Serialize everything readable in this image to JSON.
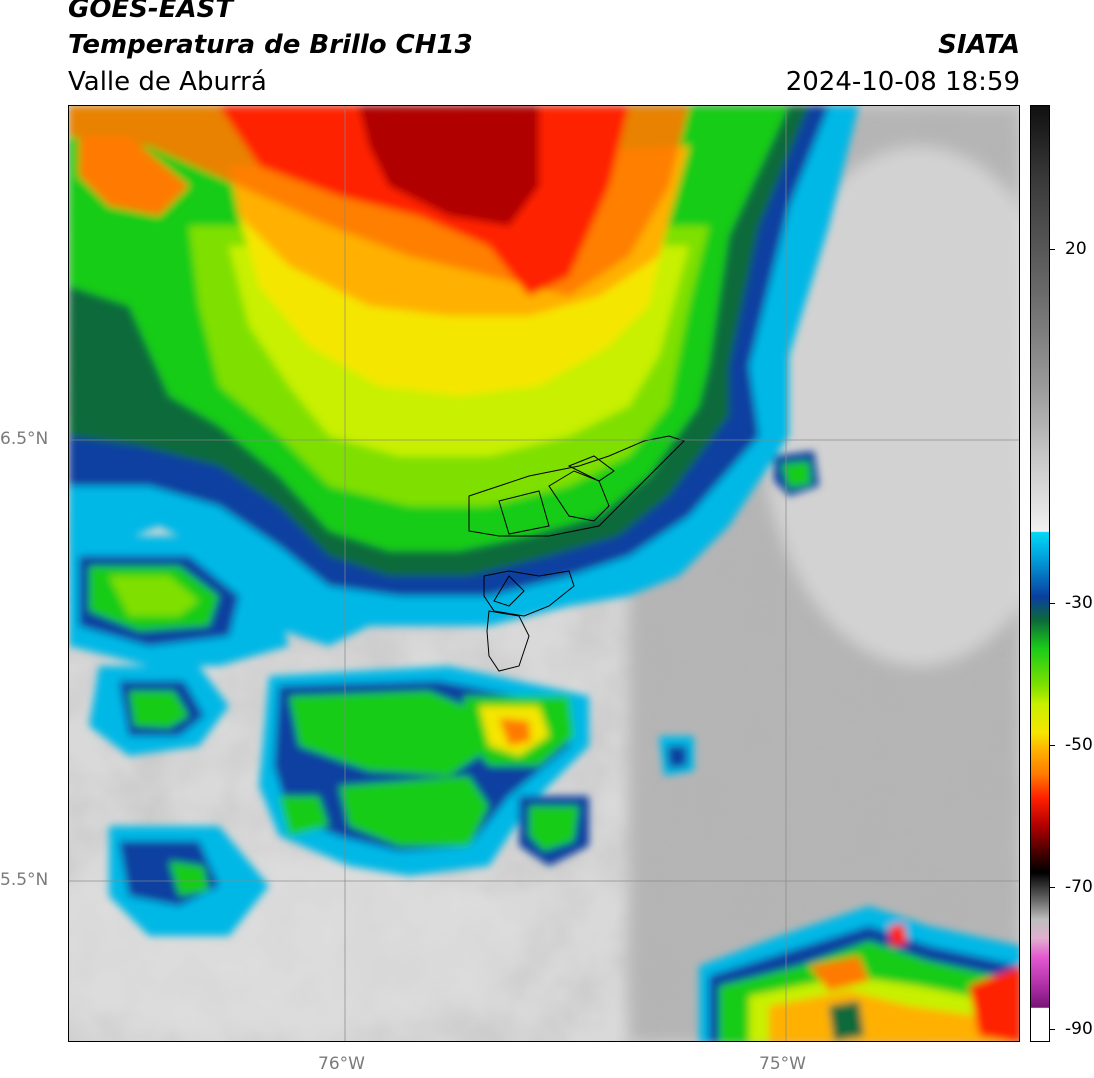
{
  "header": {
    "satellite": "GOES-EAST",
    "product": "Temperatura de Brillo CH13",
    "region": "Valle de Aburrá",
    "org": "SIATA",
    "datetime": "2024-10-08 18:59"
  },
  "map": {
    "lat_labels": [
      "6.5°N",
      "5.5°N"
    ],
    "lon_labels": [
      "76°W",
      "75°W"
    ]
  },
  "colorbar": {
    "ticks": [
      "20",
      "-30",
      "-50",
      "-70",
      "-90"
    ]
  }
}
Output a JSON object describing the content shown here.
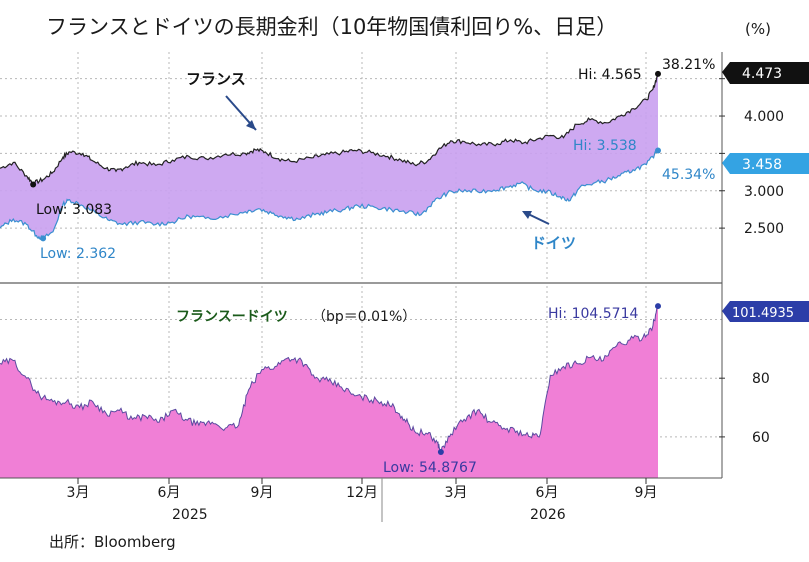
{
  "title": "フランスとドイツの長期金利（10年物国債利回り%、日足）",
  "unit": "(%)",
  "source": "出所：Bloomberg",
  "colors": {
    "france_line": "#222222",
    "germany_line": "#3a8fd0",
    "band_fill": "#c9a0f0",
    "spread_fill": "#f07fd6",
    "spread_line": "#5a4aa0",
    "germany_label": "#2f86c8",
    "spread_label": "#3a3aa0",
    "title_text": "#1a1a1a",
    "badge_dark": "#111111",
    "badge_blue": "#34a3e3",
    "badge_navy": "#2c3ea8"
  },
  "chart_data": [
    {
      "type": "area",
      "panel": "top",
      "y_axis": {
        "ticks": [
          "2.500",
          "3.000",
          "4.000"
        ],
        "ylim": [
          2.1,
          4.75
        ]
      },
      "x_axis": {
        "months": [
          "3月",
          "6月",
          "9月",
          "12月",
          "3月",
          "6月",
          "9月"
        ],
        "years": [
          "2025",
          "2026"
        ],
        "xlim": [
          0,
          20.3
        ]
      },
      "series": [
        {
          "name": "フランス",
          "points": [
            [
              0,
              3.3
            ],
            [
              0.4,
              3.38
            ],
            [
              0.8,
              3.2
            ],
            [
              1,
              3.1
            ],
            [
              1.3,
              3.15
            ],
            [
              1.6,
              3.25
            ],
            [
              1.9,
              3.45
            ],
            [
              2.1,
              3.52
            ],
            [
              2.5,
              3.5
            ],
            [
              2.8,
              3.4
            ],
            [
              3.2,
              3.3
            ],
            [
              3.5,
              3.26
            ],
            [
              3.8,
              3.32
            ],
            [
              4.2,
              3.38
            ],
            [
              4.7,
              3.34
            ],
            [
              5.2,
              3.41
            ],
            [
              5.7,
              3.46
            ],
            [
              6.2,
              3.43
            ],
            [
              6.8,
              3.49
            ],
            [
              7.4,
              3.5
            ],
            [
              7.7,
              3.55
            ],
            [
              8.0,
              3.52
            ],
            [
              8.4,
              3.43
            ],
            [
              8.8,
              3.39
            ],
            [
              9.4,
              3.44
            ],
            [
              9.8,
              3.48
            ],
            [
              10.3,
              3.51
            ],
            [
              10.7,
              3.54
            ],
            [
              11.2,
              3.51
            ],
            [
              11.7,
              3.46
            ],
            [
              12.1,
              3.41
            ],
            [
              12.5,
              3.35
            ],
            [
              12.9,
              3.4
            ],
            [
              13.2,
              3.54
            ],
            [
              13.6,
              3.67
            ],
            [
              14.0,
              3.66
            ],
            [
              14.5,
              3.61
            ],
            [
              15.0,
              3.63
            ],
            [
              15.4,
              3.68
            ],
            [
              15.8,
              3.64
            ],
            [
              16.2,
              3.69
            ],
            [
              16.6,
              3.74
            ],
            [
              17.0,
              3.71
            ],
            [
              17.4,
              3.89
            ],
            [
              17.8,
              3.95
            ],
            [
              18.3,
              3.91
            ],
            [
              18.7,
              4.0
            ],
            [
              19.1,
              4.1
            ],
            [
              19.5,
              4.22
            ],
            [
              19.7,
              4.36
            ],
            [
              19.85,
              4.565
            ]
          ],
          "annotations": {
            "high": "Hi: 4.565",
            "low": "Low: 3.083",
            "high_point": [
              19.85,
              4.565
            ],
            "low_point": [
              1.0,
              3.083
            ],
            "pct_change": "38.21%",
            "last": "4.473"
          }
        },
        {
          "name": "ドイツ",
          "points": [
            [
              0,
              2.5
            ],
            [
              0.4,
              2.62
            ],
            [
              0.8,
              2.55
            ],
            [
              1.1,
              2.4
            ],
            [
              1.3,
              2.36
            ],
            [
              1.6,
              2.45
            ],
            [
              1.9,
              2.82
            ],
            [
              2.1,
              2.88
            ],
            [
              2.5,
              2.8
            ],
            [
              2.9,
              2.7
            ],
            [
              3.3,
              2.6
            ],
            [
              3.7,
              2.55
            ],
            [
              4.2,
              2.58
            ],
            [
              4.7,
              2.55
            ],
            [
              5.2,
              2.58
            ],
            [
              5.7,
              2.66
            ],
            [
              6.2,
              2.63
            ],
            [
              6.8,
              2.66
            ],
            [
              7.4,
              2.72
            ],
            [
              7.8,
              2.76
            ],
            [
              8.2,
              2.7
            ],
            [
              8.6,
              2.65
            ],
            [
              9.0,
              2.62
            ],
            [
              9.5,
              2.68
            ],
            [
              9.9,
              2.72
            ],
            [
              10.4,
              2.75
            ],
            [
              10.8,
              2.8
            ],
            [
              11.3,
              2.78
            ],
            [
              11.8,
              2.75
            ],
            [
              12.3,
              2.71
            ],
            [
              12.7,
              2.68
            ],
            [
              13.1,
              2.86
            ],
            [
              13.5,
              2.97
            ],
            [
              13.9,
              3.0
            ],
            [
              14.4,
              2.99
            ],
            [
              14.9,
              3.01
            ],
            [
              15.3,
              3.05
            ],
            [
              15.7,
              3.1
            ],
            [
              16.1,
              3.01
            ],
            [
              16.5,
              2.99
            ],
            [
              16.9,
              2.92
            ],
            [
              17.2,
              2.87
            ],
            [
              17.5,
              3.05
            ],
            [
              17.9,
              3.1
            ],
            [
              18.3,
              3.14
            ],
            [
              18.7,
              3.2
            ],
            [
              19.1,
              3.28
            ],
            [
              19.5,
              3.35
            ],
            [
              19.85,
              3.538
            ]
          ],
          "annotations": {
            "high": "Hi: 3.538",
            "low": "Low: 2.362",
            "high_point": [
              19.85,
              3.538
            ],
            "low_point": [
              1.3,
              2.362
            ],
            "pct_change": "45.34%",
            "last": "3.458"
          }
        }
      ]
    },
    {
      "type": "area",
      "panel": "bottom",
      "title": "フランスードイツ",
      "subtitle": "（bp＝0.01%）",
      "y_axis": {
        "ticks": [
          "60",
          "80"
        ],
        "ylim": [
          46,
          108
        ]
      },
      "x_axis": {
        "xlim": [
          0,
          20.3
        ]
      },
      "series": [
        {
          "name": "フランスードイツ",
          "points": [
            [
              0,
              85
            ],
            [
              0.4,
              86
            ],
            [
              0.8,
              80
            ],
            [
              1.2,
              74
            ],
            [
              1.6,
              72
            ],
            [
              2.0,
              72
            ],
            [
              2.4,
              70
            ],
            [
              2.8,
              72
            ],
            [
              3.2,
              68
            ],
            [
              3.6,
              69
            ],
            [
              4.0,
              66
            ],
            [
              4.4,
              67
            ],
            [
              4.8,
              65
            ],
            [
              5.2,
              69
            ],
            [
              5.6,
              66
            ],
            [
              6.0,
              64
            ],
            [
              6.4,
              65
            ],
            [
              6.8,
              63
            ],
            [
              7.2,
              64
            ],
            [
              7.5,
              76
            ],
            [
              7.9,
              83
            ],
            [
              8.3,
              84
            ],
            [
              8.7,
              87
            ],
            [
              9.1,
              86
            ],
            [
              9.5,
              80
            ],
            [
              9.9,
              79
            ],
            [
              10.3,
              77
            ],
            [
              10.7,
              74
            ],
            [
              11.1,
              73
            ],
            [
              11.5,
              72
            ],
            [
              11.9,
              70
            ],
            [
              12.2,
              66
            ],
            [
              12.5,
              62
            ],
            [
              12.9,
              61
            ],
            [
              13.2,
              58
            ],
            [
              13.3,
              54.8767
            ],
            [
              13.6,
              61
            ],
            [
              14.0,
              66
            ],
            [
              14.4,
              69
            ],
            [
              14.8,
              65
            ],
            [
              15.2,
              63
            ],
            [
              15.6,
              62
            ],
            [
              16.0,
              60
            ],
            [
              16.3,
              61
            ],
            [
              16.6,
              81
            ],
            [
              17.0,
              84
            ],
            [
              17.4,
              85
            ],
            [
              17.8,
              87
            ],
            [
              18.2,
              86
            ],
            [
              18.6,
              91
            ],
            [
              19.0,
              93
            ],
            [
              19.4,
              94
            ],
            [
              19.7,
              98
            ],
            [
              19.85,
              104.5714
            ]
          ],
          "annotations": {
            "high": "Hi: 104.5714",
            "low": "Low: 54.8767",
            "high_point": [
              19.85,
              104.5714
            ],
            "low_point": [
              13.3,
              54.8767
            ],
            "last": "101.4935"
          }
        }
      ]
    }
  ]
}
┄┄┄┄┄┄┄┄┄┄┄┄┄┄┄┄┄┄┄┄
Request: Find the string "JSON" in the records, then copy each line where it occurs.

Result for this exercise:
Serialize everything readable in this image to JSON.
Output a JSON object describing the content shown here.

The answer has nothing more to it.